» **WHAT IS REQUIRED**:
Copy every line of the following data that includes the string "支出决算为".
## start INFORMATION SHOWN
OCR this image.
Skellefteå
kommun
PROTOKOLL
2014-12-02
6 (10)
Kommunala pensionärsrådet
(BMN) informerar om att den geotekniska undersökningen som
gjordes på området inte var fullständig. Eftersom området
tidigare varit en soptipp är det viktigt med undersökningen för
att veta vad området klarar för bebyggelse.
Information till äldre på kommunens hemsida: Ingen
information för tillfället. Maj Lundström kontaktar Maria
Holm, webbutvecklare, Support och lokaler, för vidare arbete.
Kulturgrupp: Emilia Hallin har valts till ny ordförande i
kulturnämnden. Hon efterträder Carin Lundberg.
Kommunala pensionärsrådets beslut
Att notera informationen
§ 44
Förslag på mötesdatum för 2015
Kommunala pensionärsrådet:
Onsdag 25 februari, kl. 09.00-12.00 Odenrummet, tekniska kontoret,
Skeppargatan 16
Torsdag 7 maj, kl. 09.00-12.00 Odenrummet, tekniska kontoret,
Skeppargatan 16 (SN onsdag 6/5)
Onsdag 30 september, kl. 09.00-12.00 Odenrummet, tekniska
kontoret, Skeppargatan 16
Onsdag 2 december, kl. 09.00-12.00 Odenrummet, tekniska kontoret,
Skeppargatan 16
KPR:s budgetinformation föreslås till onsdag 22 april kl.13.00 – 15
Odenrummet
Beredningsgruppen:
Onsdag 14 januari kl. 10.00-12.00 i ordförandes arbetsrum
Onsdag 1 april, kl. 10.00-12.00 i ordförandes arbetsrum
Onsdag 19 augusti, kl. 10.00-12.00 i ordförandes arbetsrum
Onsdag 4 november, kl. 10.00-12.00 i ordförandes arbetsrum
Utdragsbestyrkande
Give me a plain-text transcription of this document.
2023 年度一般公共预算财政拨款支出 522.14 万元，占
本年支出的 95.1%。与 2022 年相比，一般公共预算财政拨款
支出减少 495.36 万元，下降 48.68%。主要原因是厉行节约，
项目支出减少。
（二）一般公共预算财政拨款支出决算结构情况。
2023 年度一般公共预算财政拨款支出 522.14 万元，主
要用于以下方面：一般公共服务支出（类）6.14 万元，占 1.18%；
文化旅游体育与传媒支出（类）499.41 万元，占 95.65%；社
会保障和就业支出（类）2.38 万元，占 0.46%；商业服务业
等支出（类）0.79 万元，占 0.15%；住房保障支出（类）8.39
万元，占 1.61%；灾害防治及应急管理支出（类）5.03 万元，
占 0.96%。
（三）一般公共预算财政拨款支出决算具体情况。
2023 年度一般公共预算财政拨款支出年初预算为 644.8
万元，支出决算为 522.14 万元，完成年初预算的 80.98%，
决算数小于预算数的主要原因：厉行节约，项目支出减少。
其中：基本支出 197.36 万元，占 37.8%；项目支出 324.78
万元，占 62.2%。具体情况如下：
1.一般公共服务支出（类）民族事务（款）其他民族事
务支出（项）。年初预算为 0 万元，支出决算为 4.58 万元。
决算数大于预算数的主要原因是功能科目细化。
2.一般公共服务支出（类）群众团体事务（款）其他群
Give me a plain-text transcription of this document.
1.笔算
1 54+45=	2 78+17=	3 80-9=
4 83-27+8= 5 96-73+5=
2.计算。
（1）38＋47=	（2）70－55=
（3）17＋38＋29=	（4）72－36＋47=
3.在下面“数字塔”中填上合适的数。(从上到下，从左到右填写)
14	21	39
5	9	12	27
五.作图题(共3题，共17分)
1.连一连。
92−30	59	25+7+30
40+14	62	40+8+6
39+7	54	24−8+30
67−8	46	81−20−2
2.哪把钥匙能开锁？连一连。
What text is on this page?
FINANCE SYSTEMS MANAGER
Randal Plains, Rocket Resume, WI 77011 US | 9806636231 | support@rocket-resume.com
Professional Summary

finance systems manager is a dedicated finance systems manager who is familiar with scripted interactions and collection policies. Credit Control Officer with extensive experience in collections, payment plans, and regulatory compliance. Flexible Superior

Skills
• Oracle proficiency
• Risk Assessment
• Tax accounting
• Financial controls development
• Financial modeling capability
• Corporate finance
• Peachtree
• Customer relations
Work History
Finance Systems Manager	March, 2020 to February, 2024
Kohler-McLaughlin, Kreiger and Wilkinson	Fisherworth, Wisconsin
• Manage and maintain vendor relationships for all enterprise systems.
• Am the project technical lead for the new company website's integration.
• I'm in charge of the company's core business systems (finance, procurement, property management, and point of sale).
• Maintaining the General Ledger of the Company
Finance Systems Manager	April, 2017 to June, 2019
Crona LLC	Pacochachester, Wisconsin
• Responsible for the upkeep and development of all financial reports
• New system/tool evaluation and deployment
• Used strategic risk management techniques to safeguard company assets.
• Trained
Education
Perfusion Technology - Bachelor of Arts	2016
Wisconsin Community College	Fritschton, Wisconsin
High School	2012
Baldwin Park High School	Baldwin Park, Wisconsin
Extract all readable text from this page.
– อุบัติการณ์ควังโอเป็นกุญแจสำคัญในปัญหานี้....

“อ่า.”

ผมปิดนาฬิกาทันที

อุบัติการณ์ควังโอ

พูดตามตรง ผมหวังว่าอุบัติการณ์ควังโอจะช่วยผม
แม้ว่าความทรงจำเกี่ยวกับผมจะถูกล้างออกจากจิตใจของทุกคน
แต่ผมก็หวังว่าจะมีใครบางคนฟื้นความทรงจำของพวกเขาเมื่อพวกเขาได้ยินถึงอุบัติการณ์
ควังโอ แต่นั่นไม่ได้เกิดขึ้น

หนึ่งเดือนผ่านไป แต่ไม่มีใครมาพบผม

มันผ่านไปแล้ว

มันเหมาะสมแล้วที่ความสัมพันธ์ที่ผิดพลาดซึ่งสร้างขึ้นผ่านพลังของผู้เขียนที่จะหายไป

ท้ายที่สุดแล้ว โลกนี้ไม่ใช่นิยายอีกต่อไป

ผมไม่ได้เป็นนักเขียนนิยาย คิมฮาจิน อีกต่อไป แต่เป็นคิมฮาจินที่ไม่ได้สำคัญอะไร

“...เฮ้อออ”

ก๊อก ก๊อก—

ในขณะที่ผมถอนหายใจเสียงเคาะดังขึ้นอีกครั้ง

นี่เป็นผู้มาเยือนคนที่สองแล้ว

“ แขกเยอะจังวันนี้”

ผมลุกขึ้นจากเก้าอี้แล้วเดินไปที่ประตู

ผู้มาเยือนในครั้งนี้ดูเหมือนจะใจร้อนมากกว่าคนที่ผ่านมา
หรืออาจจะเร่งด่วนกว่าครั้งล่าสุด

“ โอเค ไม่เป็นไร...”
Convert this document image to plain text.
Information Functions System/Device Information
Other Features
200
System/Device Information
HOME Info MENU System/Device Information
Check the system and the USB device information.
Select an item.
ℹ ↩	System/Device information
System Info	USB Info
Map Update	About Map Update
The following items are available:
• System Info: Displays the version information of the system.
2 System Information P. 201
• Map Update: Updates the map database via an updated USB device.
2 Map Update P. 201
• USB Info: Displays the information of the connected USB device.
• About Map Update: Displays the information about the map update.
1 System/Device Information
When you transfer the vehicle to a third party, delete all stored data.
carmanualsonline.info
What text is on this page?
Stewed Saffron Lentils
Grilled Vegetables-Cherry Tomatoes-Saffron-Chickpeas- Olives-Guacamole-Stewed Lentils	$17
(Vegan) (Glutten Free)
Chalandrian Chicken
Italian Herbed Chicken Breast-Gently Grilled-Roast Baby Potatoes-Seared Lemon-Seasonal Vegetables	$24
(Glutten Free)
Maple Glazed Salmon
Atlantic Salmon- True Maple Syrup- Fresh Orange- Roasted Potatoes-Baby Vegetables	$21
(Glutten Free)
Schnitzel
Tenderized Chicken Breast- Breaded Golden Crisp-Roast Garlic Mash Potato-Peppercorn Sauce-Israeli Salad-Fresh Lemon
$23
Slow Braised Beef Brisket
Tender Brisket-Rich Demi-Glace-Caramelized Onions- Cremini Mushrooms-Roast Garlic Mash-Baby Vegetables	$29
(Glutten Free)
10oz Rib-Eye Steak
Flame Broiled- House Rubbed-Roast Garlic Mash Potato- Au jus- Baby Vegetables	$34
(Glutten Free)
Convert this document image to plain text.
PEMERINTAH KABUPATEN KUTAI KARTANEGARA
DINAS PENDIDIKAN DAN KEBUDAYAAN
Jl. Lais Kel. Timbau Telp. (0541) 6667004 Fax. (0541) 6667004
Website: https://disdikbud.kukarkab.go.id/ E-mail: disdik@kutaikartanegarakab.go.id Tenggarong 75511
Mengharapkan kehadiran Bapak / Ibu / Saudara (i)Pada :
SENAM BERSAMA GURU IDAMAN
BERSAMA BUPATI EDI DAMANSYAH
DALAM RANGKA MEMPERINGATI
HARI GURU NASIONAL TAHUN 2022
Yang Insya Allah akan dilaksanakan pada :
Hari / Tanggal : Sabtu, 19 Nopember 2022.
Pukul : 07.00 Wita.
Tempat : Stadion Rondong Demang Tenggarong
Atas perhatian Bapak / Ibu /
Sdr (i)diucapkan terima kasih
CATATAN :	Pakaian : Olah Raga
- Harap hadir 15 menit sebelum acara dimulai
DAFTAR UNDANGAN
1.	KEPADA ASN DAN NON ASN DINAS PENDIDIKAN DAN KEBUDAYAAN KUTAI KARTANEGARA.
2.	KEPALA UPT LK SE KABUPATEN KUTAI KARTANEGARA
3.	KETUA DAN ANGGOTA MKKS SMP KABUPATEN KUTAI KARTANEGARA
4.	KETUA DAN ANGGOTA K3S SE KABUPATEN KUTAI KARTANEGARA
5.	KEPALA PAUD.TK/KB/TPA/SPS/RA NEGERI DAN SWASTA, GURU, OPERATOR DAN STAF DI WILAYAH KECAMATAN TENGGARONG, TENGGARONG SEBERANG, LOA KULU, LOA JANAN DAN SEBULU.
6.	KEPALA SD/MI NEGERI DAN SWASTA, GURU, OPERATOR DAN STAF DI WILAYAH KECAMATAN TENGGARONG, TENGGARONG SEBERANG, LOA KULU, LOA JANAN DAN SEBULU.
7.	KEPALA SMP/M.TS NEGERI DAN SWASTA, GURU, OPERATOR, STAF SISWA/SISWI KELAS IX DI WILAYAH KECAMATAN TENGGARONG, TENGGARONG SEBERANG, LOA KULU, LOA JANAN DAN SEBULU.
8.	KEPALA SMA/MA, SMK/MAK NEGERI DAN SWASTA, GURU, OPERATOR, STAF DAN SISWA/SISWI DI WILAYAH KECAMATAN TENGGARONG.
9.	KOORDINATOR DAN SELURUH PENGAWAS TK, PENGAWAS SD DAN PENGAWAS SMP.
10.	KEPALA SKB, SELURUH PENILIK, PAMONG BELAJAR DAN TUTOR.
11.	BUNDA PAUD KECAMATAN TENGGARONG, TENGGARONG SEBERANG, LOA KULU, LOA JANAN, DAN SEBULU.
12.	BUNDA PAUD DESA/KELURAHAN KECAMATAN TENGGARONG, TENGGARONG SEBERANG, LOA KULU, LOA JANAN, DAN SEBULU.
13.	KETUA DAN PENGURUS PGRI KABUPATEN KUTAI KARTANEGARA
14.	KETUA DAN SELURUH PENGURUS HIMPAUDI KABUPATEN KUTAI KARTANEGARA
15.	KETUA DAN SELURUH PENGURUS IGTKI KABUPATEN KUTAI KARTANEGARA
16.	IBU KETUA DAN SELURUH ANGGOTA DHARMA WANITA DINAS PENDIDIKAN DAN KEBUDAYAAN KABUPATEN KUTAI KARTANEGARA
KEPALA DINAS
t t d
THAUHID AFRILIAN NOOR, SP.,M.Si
## end INFORMATION SHOWN
» **OUTPUT OF THE TASK**:
万元，支出决算为 522.14 万元，完成年初预算的 80.98%，
务支出（项）。年初预算为 0 万元，支出决算为 4.58 万元。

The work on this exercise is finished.